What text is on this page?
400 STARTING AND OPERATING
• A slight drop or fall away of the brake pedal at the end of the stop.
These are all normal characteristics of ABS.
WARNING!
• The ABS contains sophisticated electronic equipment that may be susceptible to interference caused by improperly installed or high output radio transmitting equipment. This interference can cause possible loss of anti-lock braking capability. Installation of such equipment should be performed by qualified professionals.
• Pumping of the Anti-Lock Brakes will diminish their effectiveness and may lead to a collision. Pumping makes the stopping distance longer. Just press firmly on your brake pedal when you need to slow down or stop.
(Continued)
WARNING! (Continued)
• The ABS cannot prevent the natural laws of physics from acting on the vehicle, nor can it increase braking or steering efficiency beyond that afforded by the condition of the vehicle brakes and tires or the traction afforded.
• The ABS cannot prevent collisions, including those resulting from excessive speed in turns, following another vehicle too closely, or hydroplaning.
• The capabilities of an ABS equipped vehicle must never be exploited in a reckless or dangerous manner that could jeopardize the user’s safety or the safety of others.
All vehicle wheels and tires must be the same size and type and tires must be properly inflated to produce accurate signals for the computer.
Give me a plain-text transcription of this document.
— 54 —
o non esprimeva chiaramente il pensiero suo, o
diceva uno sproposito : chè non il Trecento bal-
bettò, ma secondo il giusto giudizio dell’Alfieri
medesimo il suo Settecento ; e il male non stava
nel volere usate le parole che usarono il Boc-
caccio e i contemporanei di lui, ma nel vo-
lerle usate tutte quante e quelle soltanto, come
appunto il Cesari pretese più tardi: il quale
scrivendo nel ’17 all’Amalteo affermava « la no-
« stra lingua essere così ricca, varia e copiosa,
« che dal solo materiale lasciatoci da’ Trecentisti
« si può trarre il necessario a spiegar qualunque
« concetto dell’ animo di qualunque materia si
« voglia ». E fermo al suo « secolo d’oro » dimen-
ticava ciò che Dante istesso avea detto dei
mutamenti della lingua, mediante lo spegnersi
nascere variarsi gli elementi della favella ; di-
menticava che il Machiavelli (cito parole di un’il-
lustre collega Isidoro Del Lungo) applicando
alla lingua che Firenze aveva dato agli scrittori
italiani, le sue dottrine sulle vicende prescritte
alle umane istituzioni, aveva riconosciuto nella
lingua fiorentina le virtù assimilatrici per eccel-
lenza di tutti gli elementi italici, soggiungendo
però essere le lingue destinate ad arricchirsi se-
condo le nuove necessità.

──────────────────────────────

▶ Problem requirements
Your task is to repeat every entry exactly.

▶ Output for this task
What text is on this page?
400 STARTING AND OPERATING
• A slight drop or fall away of the brake pedal at the end of the stop.
These are all normal characteristics of ABS.
WARNING!
• The ABS contains sophisticated electronic equipment that may be susceptible to interference caused by improperly installed or high output radio transmitting equipment. This interference can cause possible loss of anti-lock braking capability. Installation of such equipment should be performed by qualified professionals.
• Pumping of the Anti-Lock Brakes will diminish their effectiveness and may lead to a collision. Pumping makes the stopping distance longer. Just press firmly on your brake pedal when you need to slow down or stop.
(Continued)
WARNING! (Continued)
• The ABS cannot prevent the natural laws of physics from acting on the vehicle, nor can it increase braking or steering efficiency beyond that afforded by the condition of the vehicle brakes and tires or the traction afforded.
• The ABS cannot prevent collisions, including those resulting from excessive speed in turns, following another vehicle too closely, or hydroplaning.
• The capabilities of an ABS equipped vehicle must never be exploited in a reckless or dangerous manner that could jeopardize the user’s safety or the safety of others.
All vehicle wheels and tires must be the same size and type and tires must be properly inflated to produce accurate signals for the computer.
Give me a plain-text transcription of this document.
— 54 —
o non esprimeva chiaramente il pensiero suo, o
diceva uno sproposito : chè non il Trecento bal-
bettò, ma secondo il giusto giudizio dell’Alfieri
medesimo il suo Settecento ; e il male non stava
nel volere usate le parole che usarono il Boc-
caccio e i contemporanei di lui, ma nel vo-
lerle usate tutte quante e quelle soltanto, come
appunto il Cesari pretese più tardi: il quale
scrivendo nel ’17 all’Amalteo affermava « la no-
« stra lingua essere così ricca, varia e copiosa,
« che dal solo materiale lasciatoci da’ Trecentisti
« si può trarre il necessario a spiegar qualunque
« concetto dell’ animo di qualunque materia si
« voglia ». E fermo al suo « secolo d’oro » dimen-
ticava ciò che Dante istesso avea detto dei
mutamenti della lingua, mediante lo spegnersi
nascere variarsi gli elementi della favella ; di-
menticava che il Machiavelli (cito parole di un’il-
lustre collega Isidoro Del Lungo) applicando
alla lingua che Firenze aveva dato agli scrittori
italiani, le sue dottrine sulle vicende prescritte
alle umane istituzioni, aveva riconosciuto nella
lingua fiorentina le virtù assimilatrici per eccel-
lenza di tutti gli elementi italici, soggiungendo
però essere le lingue destinate ad arricchirsi se-
condo le nuove necessità.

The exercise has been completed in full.